** Data for this task **
__________

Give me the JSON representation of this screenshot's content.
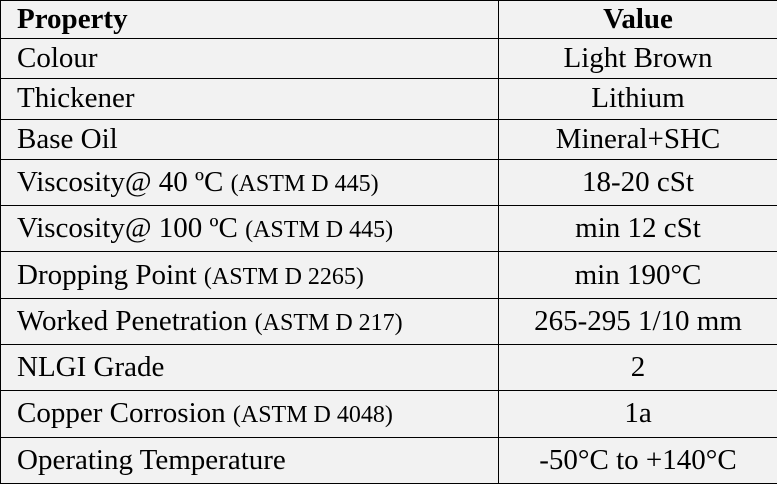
{
  "table": {
    "header": {
      "property": "Property",
      "value": "Value"
    },
    "rows": [
      {
        "property": "Colour",
        "standard": "",
        "value": "Light Brown"
      },
      {
        "property": "Thickener",
        "standard": "",
        "value": "Lithium"
      },
      {
        "property": "Base Oil",
        "standard": "",
        "value": "Mineral+SHC"
      },
      {
        "property": "Viscosity@ 40 ºC ",
        "standard": "(ASTM D 445)",
        "value": "18-20 cSt"
      },
      {
        "property": "Viscosity@ 100 ºC ",
        "standard": "(ASTM D 445)",
        "value": "min 12 cSt"
      },
      {
        "property": "Dropping Point ",
        "standard": "(ASTM D 2265)",
        "value": "min 190°C"
      },
      {
        "property": "Worked Penetration ",
        "standard": "(ASTM D 217)",
        "value": "265-295 1/10 mm"
      },
      {
        "property": "NLGI Grade",
        "standard": "",
        "value": "2"
      },
      {
        "property": "Copper Corrosion ",
        "standard": "(ASTM D 4048)",
        "value": "1a"
      },
      {
        "property": "Operating Temperature",
        "standard": "",
        "value": "-50°C to +140°C"
      }
    ]
  }
}
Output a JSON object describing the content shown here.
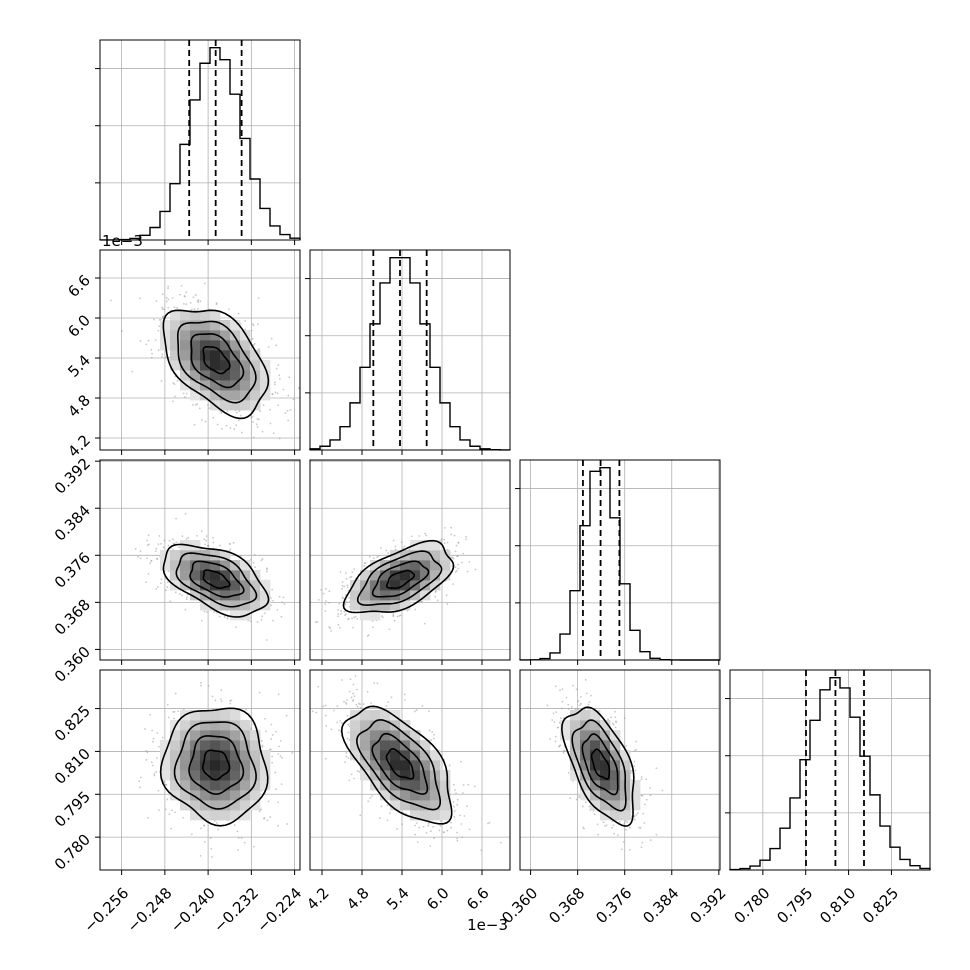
{
  "chart_data": {
    "type": "corner",
    "parameters": [
      {
        "index": 0,
        "median": -0.2386,
        "q16": -0.2435,
        "q84": -0.2338,
        "sigma": 0.0048,
        "range": [
          -0.26,
          -0.223
        ],
        "ticks": [
          -0.256,
          -0.248,
          -0.24,
          -0.232,
          -0.224
        ],
        "tick_labels": [
          "−0.256",
          "−0.248",
          "−0.240",
          "−0.232",
          "−0.224"
        ]
      },
      {
        "index": 1,
        "median": 0.00537,
        "q16": 0.00497,
        "q84": 0.00577,
        "sigma": 0.0004,
        "range": [
          0.00402,
          0.00702
        ],
        "ticks": [
          0.0042,
          0.0048,
          0.0054,
          0.006,
          0.0066
        ],
        "tick_labels": [
          "4.2",
          "4.8",
          "5.4",
          "6.0",
          "6.6"
        ],
        "offset_text": "1e−3"
      },
      {
        "index": 2,
        "median": 0.3719,
        "q16": 0.3689,
        "q84": 0.3751,
        "sigma": 0.003,
        "range": [
          0.3582,
          0.3922
        ],
        "ticks": [
          0.36,
          0.368,
          0.376,
          0.384,
          0.392
        ],
        "tick_labels": [
          "0.360",
          "0.368",
          "0.376",
          "0.384",
          "0.392"
        ]
      },
      {
        "index": 3,
        "median": 0.8054,
        "q16": 0.7951,
        "q84": 0.8154,
        "sigma": 0.0101,
        "range": [
          0.7685,
          0.8385
        ],
        "ticks": [
          0.78,
          0.795,
          0.81,
          0.825
        ],
        "tick_labels": [
          "0.780",
          "0.795",
          "0.810",
          "0.825"
        ]
      }
    ],
    "correlations": [
      {
        "pair": [
          0,
          1
        ],
        "rho": -0.45
      },
      {
        "pair": [
          0,
          2
        ],
        "rho": -0.5
      },
      {
        "pair": [
          1,
          2
        ],
        "rho": 0.55
      },
      {
        "pair": [
          0,
          3
        ],
        "rho": -0.05
      },
      {
        "pair": [
          1,
          3
        ],
        "rho": -0.6
      },
      {
        "pair": [
          2,
          3
        ],
        "rho": -0.55
      }
    ],
    "histogram_bins": 20,
    "quantiles": [
      0.16,
      0.5,
      0.84
    ],
    "contour_levels_sigma": [
      0.5,
      1.0,
      1.5,
      2.0
    ],
    "grid": true,
    "colors": {
      "axes": "#000000",
      "grid": "#b0b0b0",
      "points": "#9a9a9a",
      "contour": "#000000"
    }
  }
}
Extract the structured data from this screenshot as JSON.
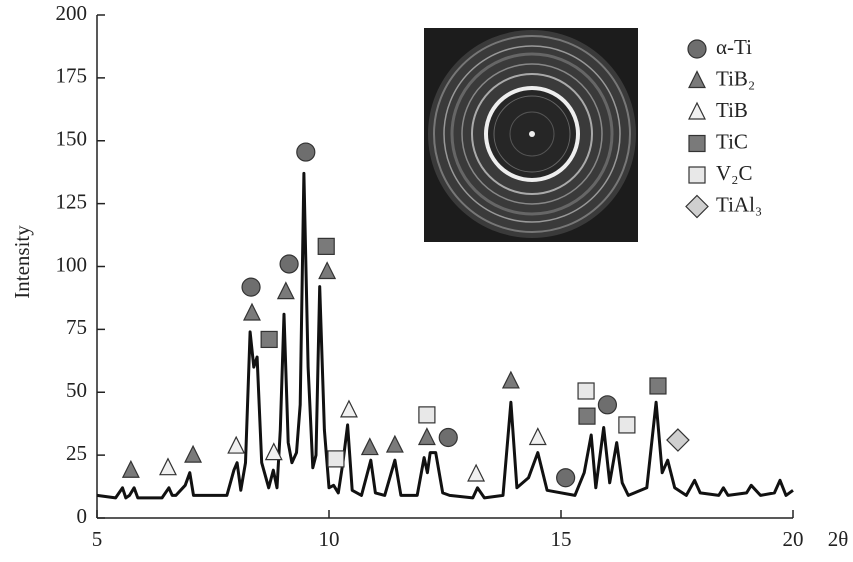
{
  "chart_data": {
    "type": "line",
    "xlabel": "2θ",
    "ylabel": "Intensity",
    "xlim": [
      5,
      20
    ],
    "xticks": [
      5,
      10,
      15,
      20
    ],
    "ylim": [
      0,
      200
    ],
    "yticks": [
      0,
      25,
      50,
      75,
      100,
      125,
      150,
      175,
      200
    ],
    "color": "#111111",
    "x": [
      5,
      5.4,
      5.55,
      5.62,
      5.7,
      5.8,
      5.88,
      6.4,
      6.55,
      6.62,
      6.7,
      6.9,
      7.0,
      7.08,
      7.8,
      7.95,
      8.02,
      8.1,
      8.2,
      8.3,
      8.38,
      8.45,
      8.55,
      8.7,
      8.8,
      8.88,
      8.95,
      9.03,
      9.12,
      9.2,
      9.3,
      9.38,
      9.46,
      9.55,
      9.65,
      9.72,
      9.8,
      9.9,
      10.0,
      10.1,
      10.2,
      10.3,
      10.4,
      10.5,
      10.7,
      10.9,
      11.0,
      11.2,
      11.42,
      11.55,
      11.9,
      12.05,
      12.12,
      12.18,
      12.3,
      12.45,
      12.6,
      13.1,
      13.2,
      13.35,
      13.75,
      13.92,
      14.05,
      14.3,
      14.5,
      14.7,
      15.3,
      15.5,
      15.65,
      15.75,
      15.92,
      16.05,
      16.2,
      16.32,
      16.45,
      16.85,
      17.05,
      17.18,
      17.3,
      17.45,
      17.7,
      17.88,
      18.0,
      18.4,
      18.5,
      18.6,
      19.0,
      19.1,
      19.3,
      19.6,
      19.72,
      19.85,
      20
    ],
    "values": [
      9,
      8,
      12,
      8,
      9,
      12,
      8,
      8,
      12,
      9,
      9,
      13,
      18,
      9,
      9,
      19,
      22,
      11,
      22,
      74,
      60,
      64,
      22,
      12,
      19,
      12,
      35,
      81,
      30,
      22,
      26,
      45,
      137,
      60,
      20,
      25,
      92,
      35,
      12,
      13,
      10,
      22,
      37,
      11,
      9,
      23,
      10,
      9,
      23,
      9,
      9,
      24,
      18,
      26,
      26,
      10,
      9,
      8,
      12,
      8,
      9,
      46,
      12,
      16,
      26,
      11,
      9,
      18,
      33,
      12,
      36,
      14,
      30,
      14,
      9,
      12,
      46,
      18,
      23,
      12,
      9,
      15,
      10,
      9,
      12,
      9,
      10,
      13,
      9,
      10,
      15,
      9,
      11
    ],
    "phases": [
      {
        "name": "α-Ti",
        "shape": "circle",
        "color": "#6e6e6e",
        "x": [
          8.32,
          9.14,
          9.5,
          12.57,
          15.1,
          16.0
        ],
        "y": [
          91.8,
          101,
          145.5,
          32,
          16,
          45
        ]
      },
      {
        "name": "TiB₂",
        "shape": "triangle",
        "color": "#7a7a7a",
        "x": [
          5.73,
          7.07,
          8.34,
          9.07,
          9.96,
          10.88,
          11.42,
          12.11,
          13.92
        ],
        "y": [
          19,
          25,
          81.5,
          90,
          98,
          28,
          29,
          32,
          54.5
        ]
      },
      {
        "name": "TiB",
        "shape": "triangle",
        "color": "#f0f0f0",
        "x": [
          6.53,
          8.0,
          8.81,
          10.43,
          13.17,
          14.5
        ],
        "y": [
          20,
          28.6,
          26,
          43,
          17.5,
          32
        ]
      },
      {
        "name": "TiC",
        "shape": "square",
        "color": "#7a7a7a",
        "x": [
          8.71,
          9.94,
          15.56,
          17.09
        ],
        "y": [
          71,
          108,
          40.5,
          52.5
        ]
      },
      {
        "name": "V₂C",
        "shape": "square",
        "color": "#e8e8e8",
        "x": [
          10.15,
          12.11,
          15.54,
          16.42
        ],
        "y": [
          23.5,
          41,
          50.5,
          37
        ]
      },
      {
        "name": "TiAl₃",
        "shape": "diamond",
        "color": "#cfcfcf",
        "x": [
          17.52
        ],
        "y": [
          31
        ]
      }
    ]
  }
}
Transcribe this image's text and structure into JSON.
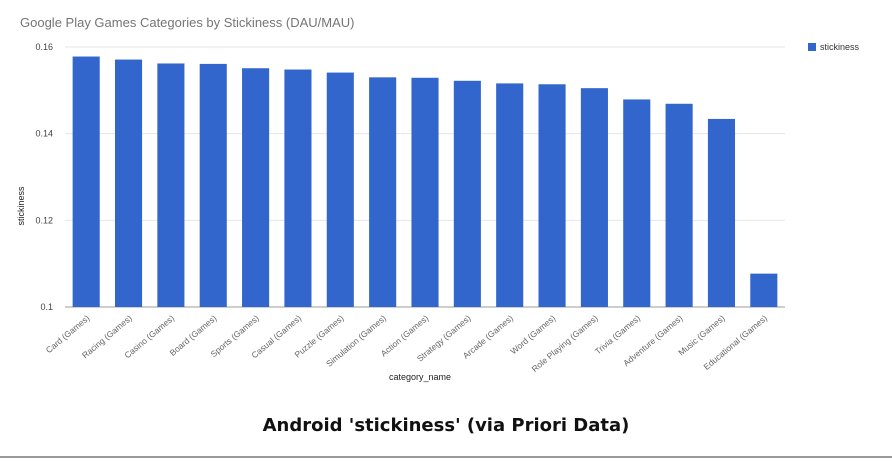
{
  "caption": "Android 'stickiness' (via Priori Data)",
  "chart_data": {
    "type": "bar",
    "title": "Google Play Games Categories by Stickiness (DAU/MAU)",
    "xlabel": "category_name",
    "ylabel": "stickiness",
    "ylim": [
      0.1,
      0.16
    ],
    "yticks": [
      0.1,
      0.12,
      0.14,
      0.16
    ],
    "ytick_labels": [
      "0.1",
      "0.12",
      "0.14",
      "0.16"
    ],
    "grid": true,
    "legend_position": "top-right",
    "bar_color": "#3366cc",
    "categories": [
      "Card (Games)",
      "Racing (Games)",
      "Casino (Games)",
      "Board (Games)",
      "Sports (Games)",
      "Casual (Games)",
      "Puzzle (Games)",
      "Simulation (Games)",
      "Action (Games)",
      "Strategy (Games)",
      "Arcade (Games)",
      "Word (Games)",
      "Role Playing (Games)",
      "Trivia (Games)",
      "Adventure (Games)",
      "Music (Games)",
      "Educational (Games)"
    ],
    "series": [
      {
        "name": "stickiness",
        "values": [
          0.1578,
          0.1571,
          0.1562,
          0.1561,
          0.1551,
          0.1548,
          0.1541,
          0.153,
          0.1529,
          0.1522,
          0.1516,
          0.1514,
          0.1505,
          0.1479,
          0.1469,
          0.1434,
          0.1077
        ]
      }
    ]
  }
}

__________

** Given problem **
Identify how many lines in the entries above contain the word "content" and provide only that figure.

** The solution **
2